* _Input material_:
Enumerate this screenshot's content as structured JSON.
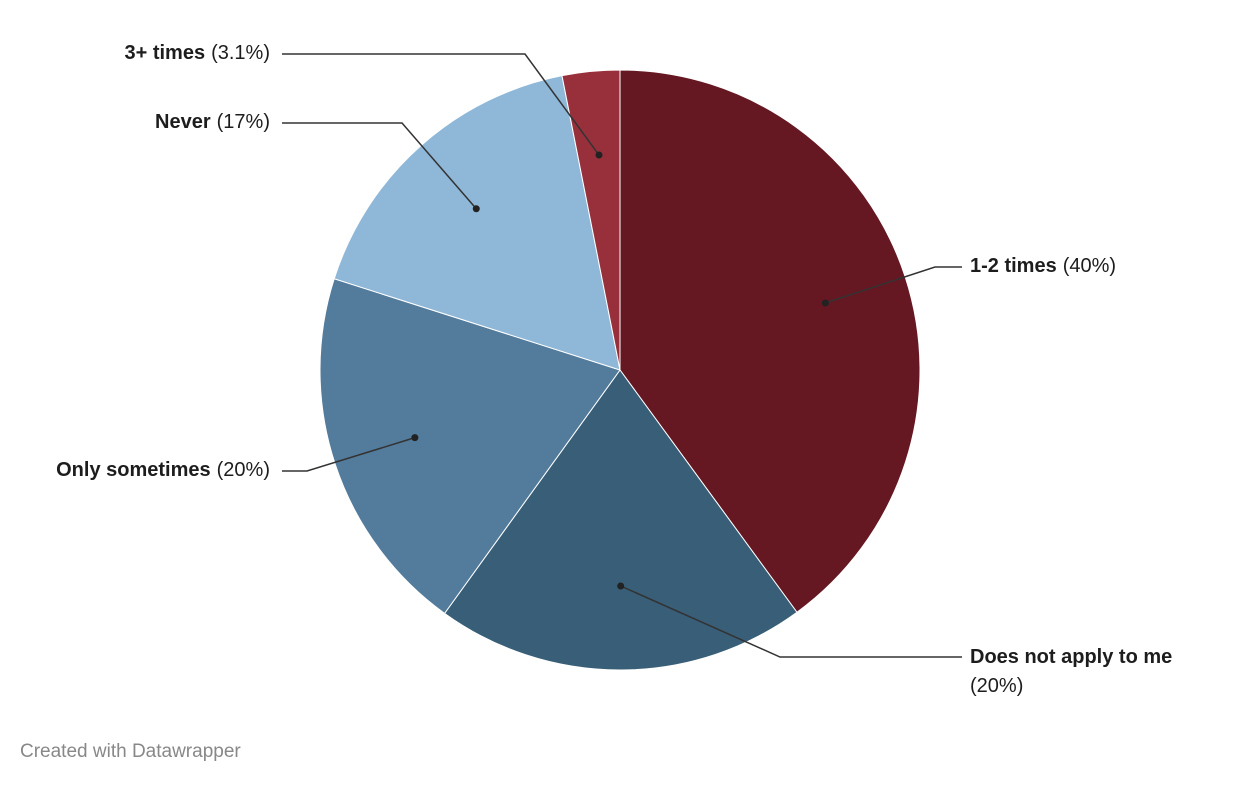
{
  "chart_data": {
    "type": "pie",
    "categories": [
      "1-2 times",
      "Does not apply to me",
      "Only sometimes",
      "Never",
      "3+ times"
    ],
    "values": [
      40,
      20,
      20,
      17,
      3.1
    ],
    "value_labels": [
      "(40%)",
      "(20%)",
      "(20%)",
      "(17%)",
      "(3.1%)"
    ],
    "colors": [
      "#651722",
      "#385e78",
      "#537b9b",
      "#8eb7d8",
      "#98303b"
    ],
    "footer": "Created with Datawrapper"
  }
}
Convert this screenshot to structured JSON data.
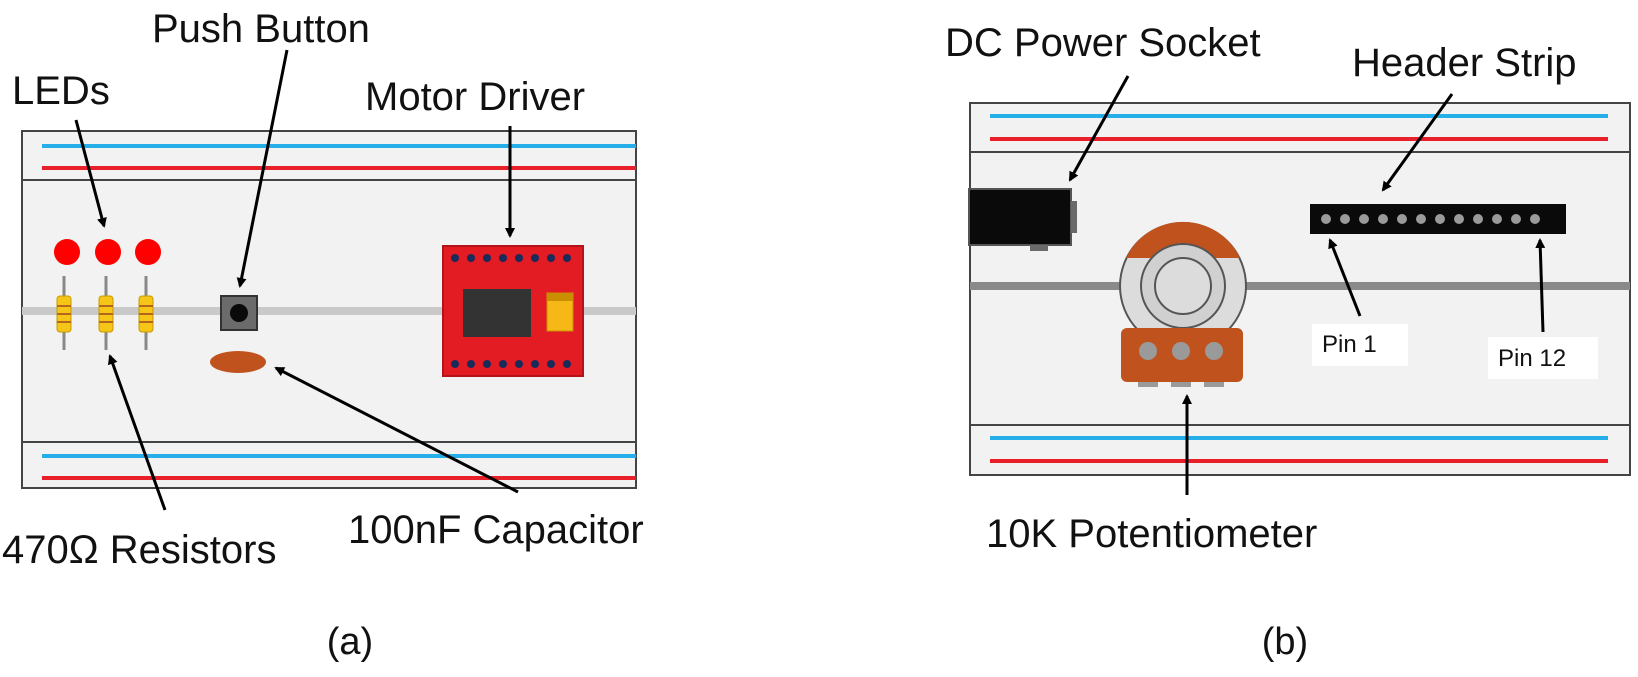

* _Exercise requirements_: Each record should be quoted exactly, with the images omitted.

* _Result_:
Enumerate this screenshot's content as structured JSON.
{
  "chart_data": {
    "type": "pie",
    "categories": [
      "1-2 times",
      "Does not apply to me",
      "Only sometimes",
      "Never",
      "3+ times"
    ],
    "values": [
      40,
      20,
      20,
      17,
      3.1
    ],
    "value_labels": [
      "(40%)",
      "(20%)",
      "(20%)",
      "(17%)",
      "(3.1%)"
    ],
    "colors": [
      "#651722",
      "#385e78",
      "#537b9b",
      "#8eb7d8",
      "#98303b"
    ],
    "footer": "Created with Datawrapper"
  }
}
Convert this screenshot to structured JSON data.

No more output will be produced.